Select and copy out every line in the records containing "绿色学校".

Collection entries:
— BEGIN —
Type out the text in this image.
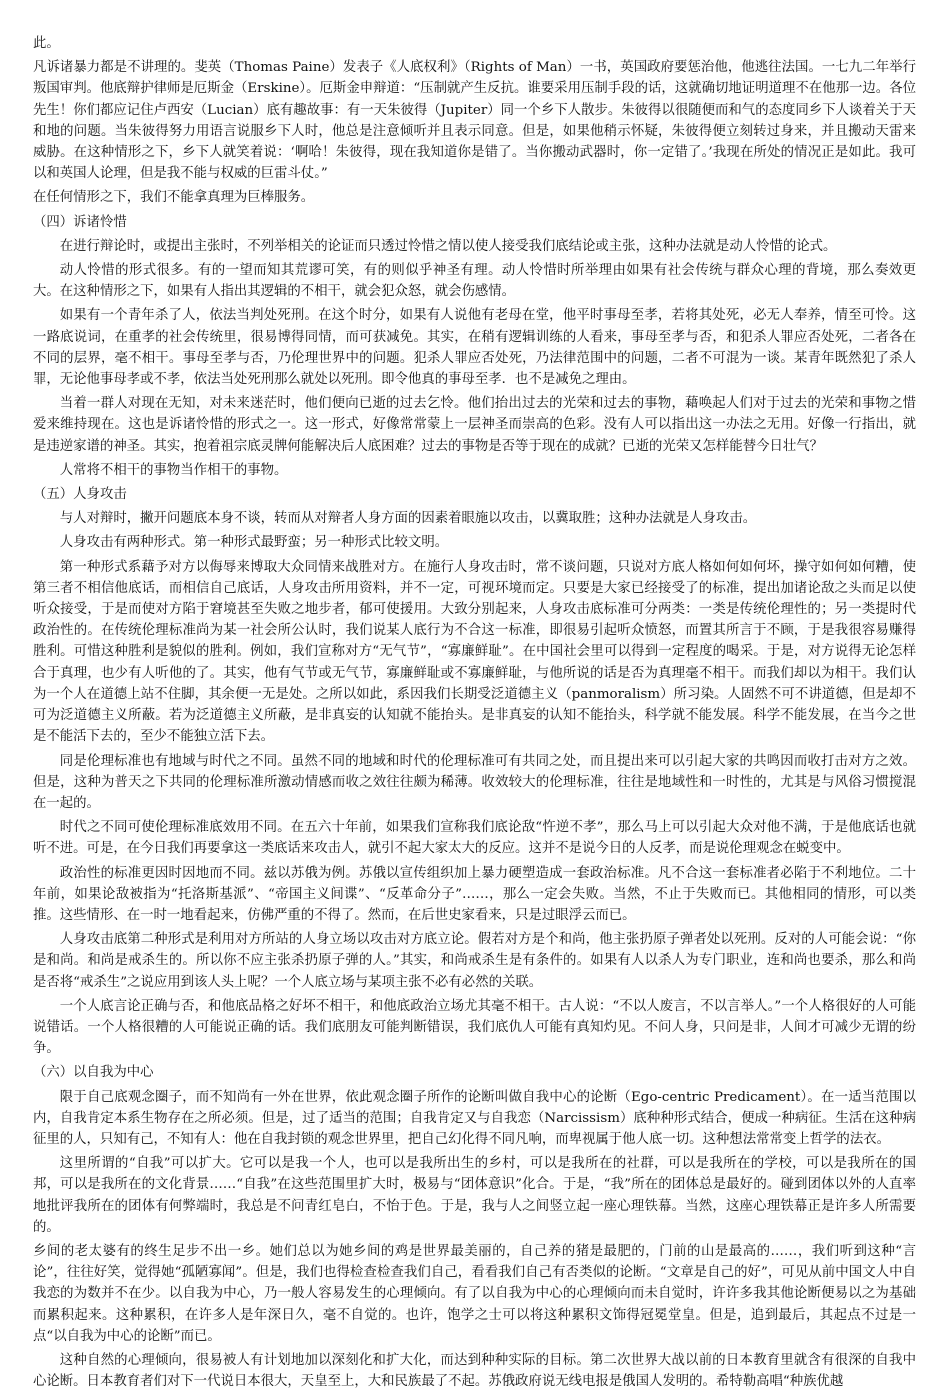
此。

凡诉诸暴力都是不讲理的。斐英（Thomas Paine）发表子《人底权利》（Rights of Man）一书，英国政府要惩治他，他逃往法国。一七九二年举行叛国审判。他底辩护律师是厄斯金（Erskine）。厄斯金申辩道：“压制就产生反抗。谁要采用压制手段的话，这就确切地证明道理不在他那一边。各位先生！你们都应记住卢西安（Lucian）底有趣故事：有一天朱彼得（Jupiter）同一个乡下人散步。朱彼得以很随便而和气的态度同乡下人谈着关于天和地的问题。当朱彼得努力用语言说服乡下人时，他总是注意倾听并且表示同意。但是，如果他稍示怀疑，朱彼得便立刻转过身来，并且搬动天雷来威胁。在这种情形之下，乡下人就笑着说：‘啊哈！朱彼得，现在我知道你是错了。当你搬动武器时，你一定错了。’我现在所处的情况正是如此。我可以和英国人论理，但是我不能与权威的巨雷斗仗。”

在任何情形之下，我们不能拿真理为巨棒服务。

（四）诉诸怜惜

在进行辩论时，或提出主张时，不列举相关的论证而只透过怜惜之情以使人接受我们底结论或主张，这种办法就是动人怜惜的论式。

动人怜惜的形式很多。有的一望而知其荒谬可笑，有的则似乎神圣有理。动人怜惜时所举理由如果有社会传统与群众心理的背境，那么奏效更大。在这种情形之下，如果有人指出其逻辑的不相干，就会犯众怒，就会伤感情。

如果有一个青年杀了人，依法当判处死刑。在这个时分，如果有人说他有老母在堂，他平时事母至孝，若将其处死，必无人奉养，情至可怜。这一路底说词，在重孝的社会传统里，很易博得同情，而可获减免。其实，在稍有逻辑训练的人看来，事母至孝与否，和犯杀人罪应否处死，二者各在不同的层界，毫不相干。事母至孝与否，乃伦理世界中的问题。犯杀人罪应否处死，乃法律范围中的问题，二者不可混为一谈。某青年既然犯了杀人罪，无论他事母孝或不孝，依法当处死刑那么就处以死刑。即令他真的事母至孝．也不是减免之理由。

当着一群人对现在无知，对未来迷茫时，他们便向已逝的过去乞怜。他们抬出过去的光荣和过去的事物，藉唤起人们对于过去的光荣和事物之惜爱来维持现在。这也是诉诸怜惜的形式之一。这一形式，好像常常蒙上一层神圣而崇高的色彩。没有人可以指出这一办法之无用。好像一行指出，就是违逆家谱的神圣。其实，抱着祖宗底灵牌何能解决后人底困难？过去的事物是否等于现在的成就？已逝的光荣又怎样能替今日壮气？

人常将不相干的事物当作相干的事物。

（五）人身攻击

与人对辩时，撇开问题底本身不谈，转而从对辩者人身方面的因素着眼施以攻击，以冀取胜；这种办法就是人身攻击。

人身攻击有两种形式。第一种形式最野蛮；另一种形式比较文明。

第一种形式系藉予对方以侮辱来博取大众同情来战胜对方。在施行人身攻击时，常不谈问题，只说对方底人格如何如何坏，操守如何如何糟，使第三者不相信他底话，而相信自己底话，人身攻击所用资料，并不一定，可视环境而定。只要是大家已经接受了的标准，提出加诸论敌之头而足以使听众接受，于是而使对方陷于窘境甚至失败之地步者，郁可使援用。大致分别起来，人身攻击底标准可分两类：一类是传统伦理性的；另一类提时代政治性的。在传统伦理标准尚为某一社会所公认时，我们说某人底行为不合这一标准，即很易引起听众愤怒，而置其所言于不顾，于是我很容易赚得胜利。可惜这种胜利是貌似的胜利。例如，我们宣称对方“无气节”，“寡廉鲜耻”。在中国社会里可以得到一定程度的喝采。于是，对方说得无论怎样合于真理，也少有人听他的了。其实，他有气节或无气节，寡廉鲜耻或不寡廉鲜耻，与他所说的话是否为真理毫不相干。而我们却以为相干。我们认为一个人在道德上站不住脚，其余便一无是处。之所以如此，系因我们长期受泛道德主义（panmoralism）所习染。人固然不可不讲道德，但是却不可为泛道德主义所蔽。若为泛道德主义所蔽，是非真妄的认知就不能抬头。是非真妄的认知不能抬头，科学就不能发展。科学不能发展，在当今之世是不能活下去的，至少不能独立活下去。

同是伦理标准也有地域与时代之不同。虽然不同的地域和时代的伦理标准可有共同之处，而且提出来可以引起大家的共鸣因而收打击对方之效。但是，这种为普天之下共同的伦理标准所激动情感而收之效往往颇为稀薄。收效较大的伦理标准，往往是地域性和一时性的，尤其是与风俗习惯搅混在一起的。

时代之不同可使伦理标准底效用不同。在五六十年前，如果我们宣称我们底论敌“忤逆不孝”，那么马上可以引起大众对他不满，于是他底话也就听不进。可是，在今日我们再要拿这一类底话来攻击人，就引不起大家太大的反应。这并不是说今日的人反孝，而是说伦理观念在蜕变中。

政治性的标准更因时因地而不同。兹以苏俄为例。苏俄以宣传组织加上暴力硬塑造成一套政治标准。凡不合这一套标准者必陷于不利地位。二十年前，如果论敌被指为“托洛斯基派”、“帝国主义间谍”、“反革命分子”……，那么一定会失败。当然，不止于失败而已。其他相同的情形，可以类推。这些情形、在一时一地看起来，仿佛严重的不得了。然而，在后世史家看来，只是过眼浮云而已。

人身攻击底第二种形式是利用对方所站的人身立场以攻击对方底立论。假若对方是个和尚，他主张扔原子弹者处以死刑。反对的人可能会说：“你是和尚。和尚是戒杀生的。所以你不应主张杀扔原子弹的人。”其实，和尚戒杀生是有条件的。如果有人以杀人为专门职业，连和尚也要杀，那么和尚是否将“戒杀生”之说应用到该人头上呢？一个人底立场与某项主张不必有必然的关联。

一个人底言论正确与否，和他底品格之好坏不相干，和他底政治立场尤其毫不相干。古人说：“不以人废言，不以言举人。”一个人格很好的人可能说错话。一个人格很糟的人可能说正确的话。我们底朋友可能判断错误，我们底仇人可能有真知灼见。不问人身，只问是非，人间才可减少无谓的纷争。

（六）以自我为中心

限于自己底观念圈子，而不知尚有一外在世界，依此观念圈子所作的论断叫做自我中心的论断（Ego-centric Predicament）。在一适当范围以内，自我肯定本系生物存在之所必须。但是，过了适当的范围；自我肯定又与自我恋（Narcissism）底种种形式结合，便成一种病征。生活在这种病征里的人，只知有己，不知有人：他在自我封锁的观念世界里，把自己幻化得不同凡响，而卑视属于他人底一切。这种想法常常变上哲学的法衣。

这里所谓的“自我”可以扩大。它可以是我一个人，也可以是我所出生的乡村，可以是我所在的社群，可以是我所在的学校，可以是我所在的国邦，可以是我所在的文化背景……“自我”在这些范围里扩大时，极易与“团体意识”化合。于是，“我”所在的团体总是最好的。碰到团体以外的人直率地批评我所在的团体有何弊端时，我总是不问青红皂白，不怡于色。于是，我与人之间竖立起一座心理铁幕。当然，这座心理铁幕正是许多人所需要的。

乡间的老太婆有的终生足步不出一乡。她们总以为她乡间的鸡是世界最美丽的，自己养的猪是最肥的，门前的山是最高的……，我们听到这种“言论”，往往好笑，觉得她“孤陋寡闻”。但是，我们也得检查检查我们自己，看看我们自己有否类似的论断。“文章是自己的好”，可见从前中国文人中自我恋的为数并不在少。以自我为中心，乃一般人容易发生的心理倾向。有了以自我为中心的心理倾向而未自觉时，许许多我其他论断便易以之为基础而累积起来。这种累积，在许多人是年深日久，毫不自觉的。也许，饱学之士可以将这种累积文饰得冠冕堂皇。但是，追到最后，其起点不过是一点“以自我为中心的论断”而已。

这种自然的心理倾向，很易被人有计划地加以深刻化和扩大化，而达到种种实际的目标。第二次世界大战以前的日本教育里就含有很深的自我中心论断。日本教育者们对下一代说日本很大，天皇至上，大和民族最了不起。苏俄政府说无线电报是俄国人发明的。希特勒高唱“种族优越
— END —
— BEGIN —
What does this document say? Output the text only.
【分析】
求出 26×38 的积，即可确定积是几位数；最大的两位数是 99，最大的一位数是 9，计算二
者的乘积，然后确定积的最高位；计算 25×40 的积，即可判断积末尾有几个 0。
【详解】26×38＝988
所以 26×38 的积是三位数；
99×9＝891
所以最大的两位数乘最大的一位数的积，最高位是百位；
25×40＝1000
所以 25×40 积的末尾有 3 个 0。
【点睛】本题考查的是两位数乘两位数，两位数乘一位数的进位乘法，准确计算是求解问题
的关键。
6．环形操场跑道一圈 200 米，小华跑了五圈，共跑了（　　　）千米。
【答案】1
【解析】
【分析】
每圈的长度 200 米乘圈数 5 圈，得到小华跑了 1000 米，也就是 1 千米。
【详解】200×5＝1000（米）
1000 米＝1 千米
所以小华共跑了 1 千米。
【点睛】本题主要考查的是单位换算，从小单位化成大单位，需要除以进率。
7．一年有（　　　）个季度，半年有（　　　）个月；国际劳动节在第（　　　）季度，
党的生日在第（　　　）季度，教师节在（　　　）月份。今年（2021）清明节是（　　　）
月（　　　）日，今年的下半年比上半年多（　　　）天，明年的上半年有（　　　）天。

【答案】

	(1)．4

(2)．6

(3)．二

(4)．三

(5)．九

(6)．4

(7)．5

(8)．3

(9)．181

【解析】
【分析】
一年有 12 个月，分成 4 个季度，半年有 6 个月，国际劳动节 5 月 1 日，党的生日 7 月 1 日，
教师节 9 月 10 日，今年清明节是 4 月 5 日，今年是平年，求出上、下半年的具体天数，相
— END —
— BEGIN —
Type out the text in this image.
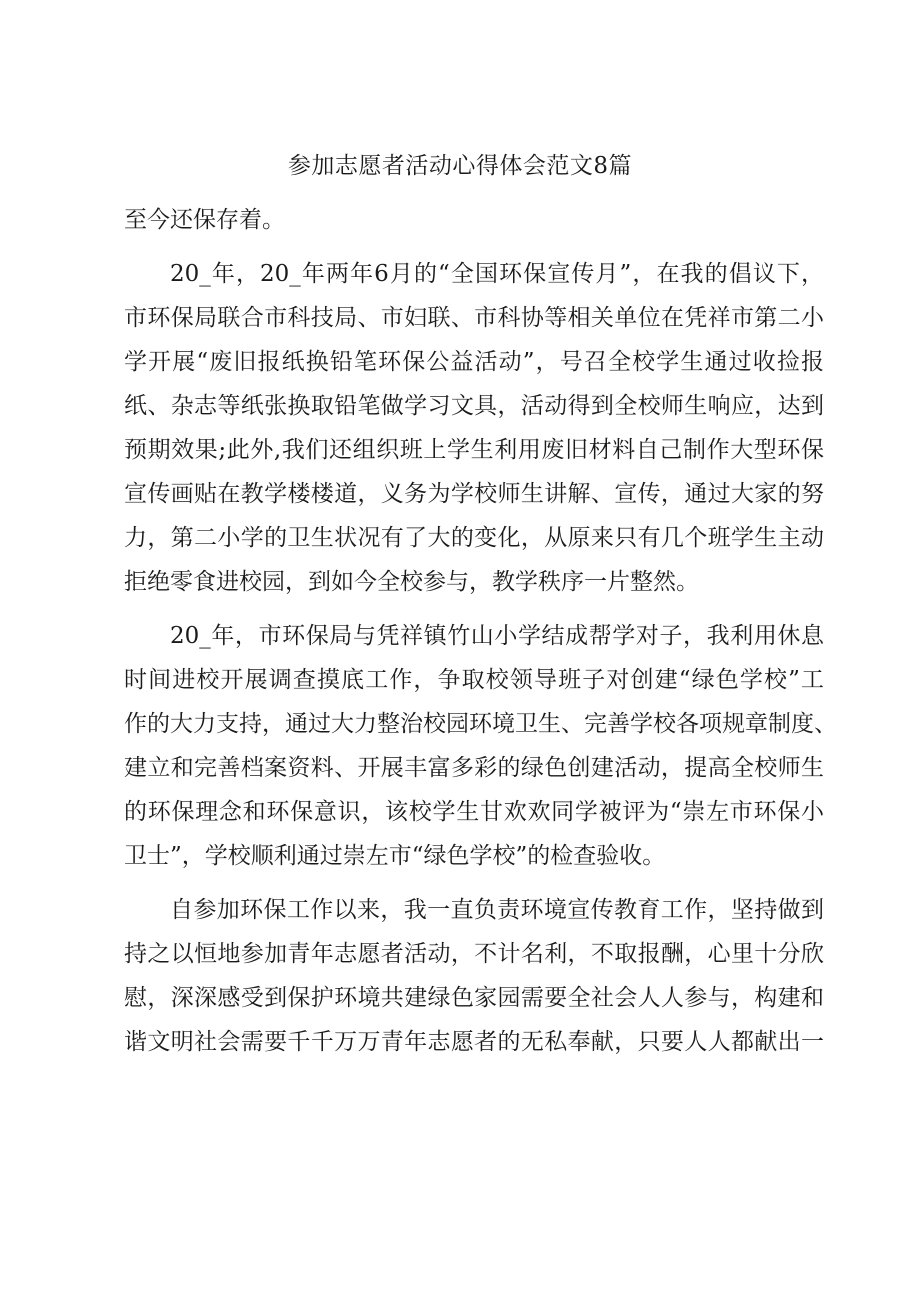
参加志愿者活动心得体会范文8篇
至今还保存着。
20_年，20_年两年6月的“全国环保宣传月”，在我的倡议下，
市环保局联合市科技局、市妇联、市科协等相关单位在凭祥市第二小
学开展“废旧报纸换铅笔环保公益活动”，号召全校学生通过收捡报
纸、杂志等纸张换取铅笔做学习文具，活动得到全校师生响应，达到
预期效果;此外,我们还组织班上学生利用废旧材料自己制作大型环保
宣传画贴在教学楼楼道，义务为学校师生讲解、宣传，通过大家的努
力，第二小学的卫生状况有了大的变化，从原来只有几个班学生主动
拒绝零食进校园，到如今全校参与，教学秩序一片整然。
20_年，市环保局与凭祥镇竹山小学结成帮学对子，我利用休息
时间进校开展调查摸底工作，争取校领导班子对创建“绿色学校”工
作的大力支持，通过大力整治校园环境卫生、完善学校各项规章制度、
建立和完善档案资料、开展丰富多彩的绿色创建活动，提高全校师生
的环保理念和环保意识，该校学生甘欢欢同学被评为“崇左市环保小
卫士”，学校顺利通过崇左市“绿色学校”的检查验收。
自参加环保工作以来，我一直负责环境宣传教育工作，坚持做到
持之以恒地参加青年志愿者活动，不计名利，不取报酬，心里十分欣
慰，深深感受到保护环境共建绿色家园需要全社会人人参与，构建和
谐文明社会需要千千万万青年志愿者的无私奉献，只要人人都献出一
— END —
SOLUTION TO THE EXERCISE:
时间进校开展调查摸底工作，争取校领导班子对创建“绿色学校”工
卫士”，学校顺利通过崇左市“绿色学校”的检查验收。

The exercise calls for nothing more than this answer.